>> BEGIN

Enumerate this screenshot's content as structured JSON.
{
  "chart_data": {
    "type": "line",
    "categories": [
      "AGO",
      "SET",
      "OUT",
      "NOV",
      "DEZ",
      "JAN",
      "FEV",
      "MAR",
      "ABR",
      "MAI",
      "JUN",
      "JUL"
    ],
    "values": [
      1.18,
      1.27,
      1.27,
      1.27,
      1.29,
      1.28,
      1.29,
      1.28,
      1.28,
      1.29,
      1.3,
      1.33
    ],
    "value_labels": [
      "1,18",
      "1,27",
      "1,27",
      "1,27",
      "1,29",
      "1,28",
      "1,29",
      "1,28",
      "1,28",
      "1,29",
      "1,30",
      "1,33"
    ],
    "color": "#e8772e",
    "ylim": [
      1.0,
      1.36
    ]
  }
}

>> END

Restate every entry word for word.

Enumerate this screenshot's content as structured JSON.
{
  "chart_data": {
    "type": "line",
    "categories": [
      "AGO",
      "SET",
      "OUT",
      "NOV",
      "DEZ",
      "JAN",
      "FEV",
      "MAR",
      "ABR",
      "MAI",
      "JUN",
      "JUL"
    ],
    "values": [
      1.18,
      1.27,
      1.27,
      1.27,
      1.29,
      1.28,
      1.29,
      1.28,
      1.28,
      1.29,
      1.3,
      1.33
    ],
    "value_labels": [
      "1,18",
      "1,27",
      "1,27",
      "1,27",
      "1,29",
      "1,28",
      "1,29",
      "1,28",
      "1,28",
      "1,29",
      "1,30",
      "1,33"
    ],
    "color": "#e8772e",
    "ylim": [
      1.0,
      1.36
    ]
  }
}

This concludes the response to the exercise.